Work item » For each line below with the word "kcal", write out a copy.

=== Begin Enclosure ===

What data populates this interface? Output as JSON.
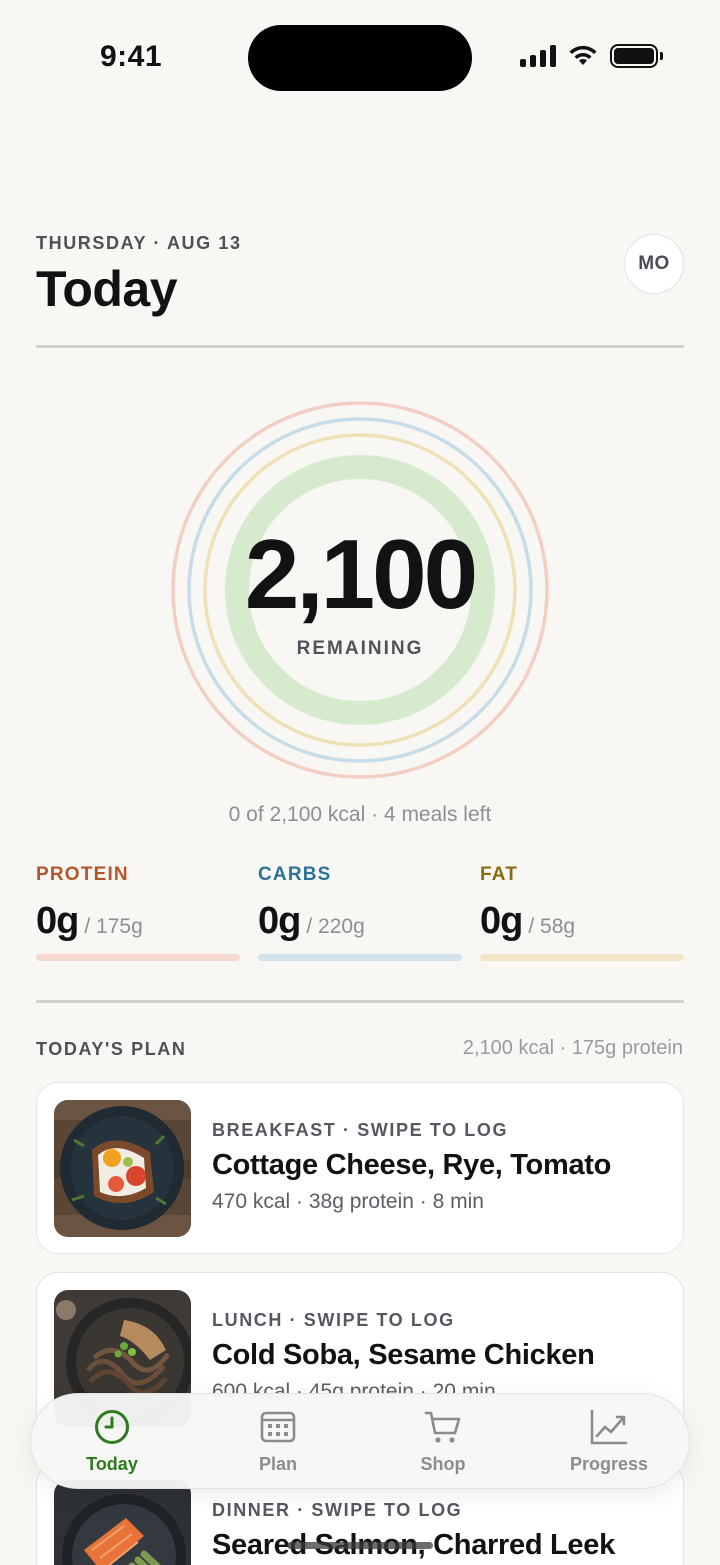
{
  "status": {
    "time": "9:41",
    "signal_icon": "cellular-signal-icon",
    "wifi_icon": "wifi-icon",
    "battery_icon": "battery-icon"
  },
  "header": {
    "date": "THURSDAY · AUG 13",
    "title": "Today",
    "avatar_initials": "MO"
  },
  "calories": {
    "remaining_value": "2,100",
    "remaining_label": "REMAINING",
    "summary": "0 of 2,100 kcal · 4 meals left",
    "consumed_fraction": 0
  },
  "macros": [
    {
      "label": "PROTEIN",
      "current": "0g",
      "target": "/ 175g",
      "fraction": 0,
      "color": "#b5552a",
      "track_color": "#f5d9cf"
    },
    {
      "label": "CARBS",
      "current": "0g",
      "target": "/ 220g",
      "fraction": 0,
      "color": "#2a7396",
      "track_color": "#d3e3eb"
    },
    {
      "label": "FAT",
      "current": "0g",
      "target": "/ 58g",
      "fraction": 0,
      "color": "#8a6a14",
      "track_color": "#f2e5c8"
    }
  ],
  "rings": {
    "colors": [
      "#f3cfc3",
      "#c6dde9",
      "#efe1b6",
      "#d6ebcd"
    ]
  },
  "plan": {
    "title": "TODAY'S PLAN",
    "summary": "2,100 kcal · 175g protein",
    "meals": [
      {
        "meta": "BREAKFAST · SWIPE TO LOG",
        "name": "Cottage Cheese, Rye, Tomato",
        "stats": "470 kcal · 38g protein · 8 min",
        "image": "cottage-cheese-toast-photo"
      },
      {
        "meta": "LUNCH · SWIPE TO LOG",
        "name": "Cold Soba, Sesame Chicken",
        "stats": "600 kcal · 45g protein · 20 min",
        "image": "soba-chicken-photo"
      },
      {
        "meta": "DINNER · SWIPE TO LOG",
        "name": "Seared Salmon, Charred Leek",
        "stats": "",
        "image": "salmon-leek-photo"
      }
    ]
  },
  "tabs": [
    {
      "label": "Today",
      "icon": "clock-icon",
      "active": true
    },
    {
      "label": "Plan",
      "icon": "calendar-icon",
      "active": false
    },
    {
      "label": "Shop",
      "icon": "cart-icon",
      "active": false
    },
    {
      "label": "Progress",
      "icon": "chart-icon",
      "active": false
    }
  ],
  "colors": {
    "accent": "#2d7a1f",
    "background": "#f8f7f3"
  }
}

=== End Enclosure ===

Exercise result »
    "summary": "0 of 2,100 kcal · 4 meals left",
    "summary": "2,100 kcal · 175g protein",
        "stats": "470 kcal · 38g protein · 8 min",
        "stats": "600 kcal · 45g protein · 20 min",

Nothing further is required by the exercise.